(Some records)
»»
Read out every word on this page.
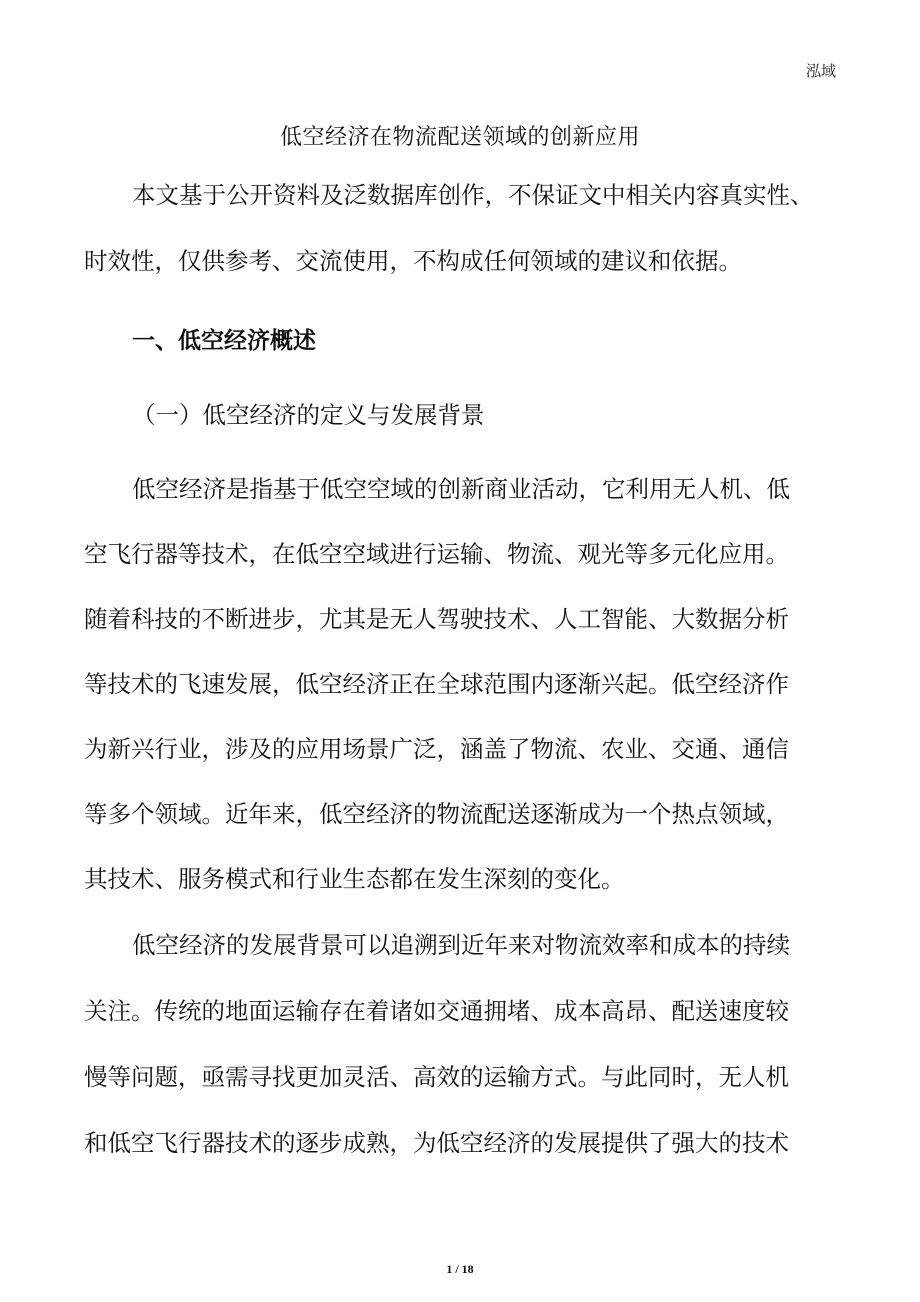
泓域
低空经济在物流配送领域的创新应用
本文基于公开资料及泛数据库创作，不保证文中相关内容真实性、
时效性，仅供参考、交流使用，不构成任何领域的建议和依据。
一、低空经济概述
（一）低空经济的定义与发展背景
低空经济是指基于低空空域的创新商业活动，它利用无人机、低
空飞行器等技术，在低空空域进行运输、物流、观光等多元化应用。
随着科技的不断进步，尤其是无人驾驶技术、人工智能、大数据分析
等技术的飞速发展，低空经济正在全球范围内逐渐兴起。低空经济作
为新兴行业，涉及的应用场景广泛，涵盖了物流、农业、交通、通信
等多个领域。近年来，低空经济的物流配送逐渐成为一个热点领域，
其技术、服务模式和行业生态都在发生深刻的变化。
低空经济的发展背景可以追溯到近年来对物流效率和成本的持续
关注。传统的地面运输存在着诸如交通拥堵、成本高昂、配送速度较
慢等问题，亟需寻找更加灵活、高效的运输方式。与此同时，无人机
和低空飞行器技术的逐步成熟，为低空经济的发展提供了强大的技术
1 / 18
««
»»
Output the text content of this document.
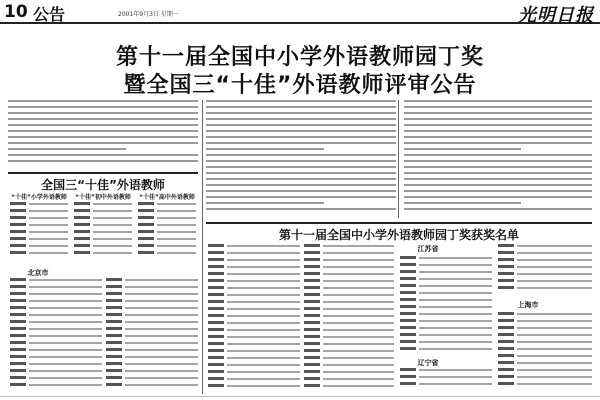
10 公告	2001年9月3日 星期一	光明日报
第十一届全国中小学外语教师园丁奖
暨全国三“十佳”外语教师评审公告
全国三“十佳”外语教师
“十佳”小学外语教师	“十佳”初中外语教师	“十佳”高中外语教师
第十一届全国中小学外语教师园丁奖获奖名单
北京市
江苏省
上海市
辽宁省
««
»»
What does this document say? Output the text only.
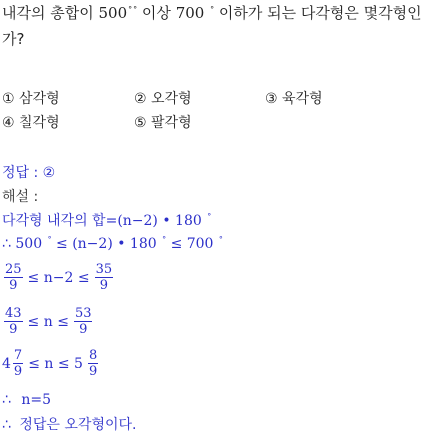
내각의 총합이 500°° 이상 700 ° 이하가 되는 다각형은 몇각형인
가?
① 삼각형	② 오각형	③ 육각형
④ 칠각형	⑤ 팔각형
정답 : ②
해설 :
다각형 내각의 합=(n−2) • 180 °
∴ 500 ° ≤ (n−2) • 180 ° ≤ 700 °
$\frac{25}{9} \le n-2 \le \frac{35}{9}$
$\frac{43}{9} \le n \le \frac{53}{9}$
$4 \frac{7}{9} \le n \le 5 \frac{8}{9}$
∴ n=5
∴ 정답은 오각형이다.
««
To do: Find every line in the records above that contains the word "document", and copy each one.

Worked solution:
Output the text content of this document.
What does this document say? Output the text only.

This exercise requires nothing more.